DOCUMENT TEXT: Begin

Reputation: 276
I'm implementing a simple UART receive-transmit protocol on STM32F103, the library/boilerplate code I'm using here is LL, not HAL (as HAL includes insane amounts of overhead)
My problem is that after successfully entering the interrupt handler "USART1_IRQHandler" it keeps cycling on forever. My code is here:
void USART1_IRQHandler(void)
{
/* USER CODE BEGIN USART1_IRQn 0 */
int ii = 0;
for(ii=0; ii<4; ii++){
LL_mDelay(40);
LL_GPIO_TogglePin(GPIOA, LL_GPIO_PIN_5);
LL_mDelay(40);
LL_GPIO_TogglePin(GPIOA, LL_GPIO_PIN_5);
}
uint8_t cc = LL_USART_ReceiveData8(USART1);
LL_USART_TransmitData8(USART1, cc);
LL_mDelay(130);
//LL_USART_ClearFlag_RXNE(USART1);
//NVIC_ClearPendingIRQ( USART1_IRQn );
/* USER CODE END USART1_IRQn 0 */
/* USER CODE BEGIN USART1_IRQn 1 */
/* USER CODE END USART1_IRQn 1 */
}
and in main.c I have:
LL_USART_EnableIT_RXNE(USART1);
while (1)

DOCUMENT TEXT: End
LISTED ENTRIES: Begin

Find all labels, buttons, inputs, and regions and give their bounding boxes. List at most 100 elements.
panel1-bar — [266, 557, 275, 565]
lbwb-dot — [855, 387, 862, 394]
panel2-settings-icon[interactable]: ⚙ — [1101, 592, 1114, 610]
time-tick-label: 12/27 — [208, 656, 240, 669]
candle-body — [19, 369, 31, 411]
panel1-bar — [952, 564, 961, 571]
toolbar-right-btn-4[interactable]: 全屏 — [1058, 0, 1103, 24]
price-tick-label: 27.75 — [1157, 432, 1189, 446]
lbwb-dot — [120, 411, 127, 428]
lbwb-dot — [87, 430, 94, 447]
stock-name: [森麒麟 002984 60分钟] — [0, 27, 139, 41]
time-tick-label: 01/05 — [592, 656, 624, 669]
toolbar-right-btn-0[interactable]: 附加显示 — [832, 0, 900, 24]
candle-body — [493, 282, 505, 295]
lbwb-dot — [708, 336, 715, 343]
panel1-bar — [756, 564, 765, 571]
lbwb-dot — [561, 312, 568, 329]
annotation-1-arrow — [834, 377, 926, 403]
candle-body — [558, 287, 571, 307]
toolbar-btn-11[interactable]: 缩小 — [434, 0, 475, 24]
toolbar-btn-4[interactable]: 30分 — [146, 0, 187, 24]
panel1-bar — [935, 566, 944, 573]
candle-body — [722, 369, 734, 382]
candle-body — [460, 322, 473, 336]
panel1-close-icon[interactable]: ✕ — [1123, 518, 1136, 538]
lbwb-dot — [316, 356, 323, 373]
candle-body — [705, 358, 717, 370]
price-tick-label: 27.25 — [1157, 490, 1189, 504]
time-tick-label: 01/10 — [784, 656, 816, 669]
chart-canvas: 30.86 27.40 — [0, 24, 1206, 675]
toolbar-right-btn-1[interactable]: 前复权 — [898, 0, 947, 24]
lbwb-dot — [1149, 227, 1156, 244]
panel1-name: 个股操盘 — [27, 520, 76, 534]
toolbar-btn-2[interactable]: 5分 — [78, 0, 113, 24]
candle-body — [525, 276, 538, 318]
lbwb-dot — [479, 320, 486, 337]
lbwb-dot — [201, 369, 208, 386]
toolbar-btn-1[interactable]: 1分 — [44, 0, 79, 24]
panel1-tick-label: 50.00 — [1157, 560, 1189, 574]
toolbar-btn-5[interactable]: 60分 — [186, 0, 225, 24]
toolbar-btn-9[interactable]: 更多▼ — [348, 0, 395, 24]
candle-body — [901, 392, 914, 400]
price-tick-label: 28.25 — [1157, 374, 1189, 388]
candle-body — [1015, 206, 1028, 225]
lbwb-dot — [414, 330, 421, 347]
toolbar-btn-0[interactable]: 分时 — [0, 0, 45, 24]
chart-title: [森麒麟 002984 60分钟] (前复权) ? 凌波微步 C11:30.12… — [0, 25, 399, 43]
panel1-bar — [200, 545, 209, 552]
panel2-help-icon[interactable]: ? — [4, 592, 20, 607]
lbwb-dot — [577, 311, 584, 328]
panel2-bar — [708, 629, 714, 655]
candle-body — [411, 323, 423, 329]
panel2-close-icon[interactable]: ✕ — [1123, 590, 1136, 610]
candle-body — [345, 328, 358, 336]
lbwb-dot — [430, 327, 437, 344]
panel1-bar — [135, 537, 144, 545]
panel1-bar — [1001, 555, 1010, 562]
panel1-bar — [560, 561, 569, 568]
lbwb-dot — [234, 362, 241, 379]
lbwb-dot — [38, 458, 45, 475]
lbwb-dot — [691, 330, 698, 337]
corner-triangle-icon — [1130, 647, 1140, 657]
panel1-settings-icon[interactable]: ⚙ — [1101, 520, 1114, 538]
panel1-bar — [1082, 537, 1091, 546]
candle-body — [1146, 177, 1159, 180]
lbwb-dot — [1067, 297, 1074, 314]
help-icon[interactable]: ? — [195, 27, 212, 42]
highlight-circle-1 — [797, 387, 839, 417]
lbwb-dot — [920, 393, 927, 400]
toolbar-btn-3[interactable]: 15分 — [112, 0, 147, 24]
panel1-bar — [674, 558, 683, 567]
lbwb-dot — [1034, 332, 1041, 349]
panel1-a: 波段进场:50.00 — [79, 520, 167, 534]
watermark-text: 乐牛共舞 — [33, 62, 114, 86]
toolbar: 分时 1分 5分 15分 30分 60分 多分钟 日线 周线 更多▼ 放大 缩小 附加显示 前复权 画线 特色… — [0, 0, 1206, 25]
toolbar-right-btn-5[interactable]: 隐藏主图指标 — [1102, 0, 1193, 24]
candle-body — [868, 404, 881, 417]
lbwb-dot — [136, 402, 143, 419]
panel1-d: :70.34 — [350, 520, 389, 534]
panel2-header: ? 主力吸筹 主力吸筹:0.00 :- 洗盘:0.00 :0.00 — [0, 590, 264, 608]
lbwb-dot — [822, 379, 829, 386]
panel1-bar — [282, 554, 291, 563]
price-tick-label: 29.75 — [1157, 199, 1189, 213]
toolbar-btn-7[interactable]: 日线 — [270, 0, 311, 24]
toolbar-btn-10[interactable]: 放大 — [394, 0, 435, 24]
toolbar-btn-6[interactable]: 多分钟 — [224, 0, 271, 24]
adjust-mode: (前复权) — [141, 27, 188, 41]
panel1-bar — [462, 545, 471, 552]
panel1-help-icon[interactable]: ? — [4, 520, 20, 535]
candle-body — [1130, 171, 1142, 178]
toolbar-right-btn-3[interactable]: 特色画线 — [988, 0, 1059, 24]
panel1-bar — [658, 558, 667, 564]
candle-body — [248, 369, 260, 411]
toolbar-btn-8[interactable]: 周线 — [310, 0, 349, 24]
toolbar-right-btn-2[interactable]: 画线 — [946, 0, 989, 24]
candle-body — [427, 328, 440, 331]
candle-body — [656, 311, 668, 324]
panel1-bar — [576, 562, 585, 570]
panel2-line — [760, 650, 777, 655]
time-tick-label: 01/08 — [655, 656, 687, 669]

LISTED ENTRIES: End

» **TASK REQUIREMENTS**
1/ Answer these questions using the UART post:
(a) Which microcontroller is the UART protocol being implemented on?
(b) Which library is used instead of HAL?
(c) What value is passed to LL_mDelay right after the received byte is transmitted?
2/ In the UART post, write out the text from "Reputation: 276" up to and including "amounts of overhead)", substituting "STM32F401" for "STM32F103".

» **ANSWERS PER TASK**
1/
(a) STM32F103
(b) LL
(c) 130

2/
Reputation: 276
I'm implementing a simple UART receive-transmit protocol on STM32F401, the library/boilerplate code I'm using here is LL, not HAL (as HAL includes insane amounts of overhead)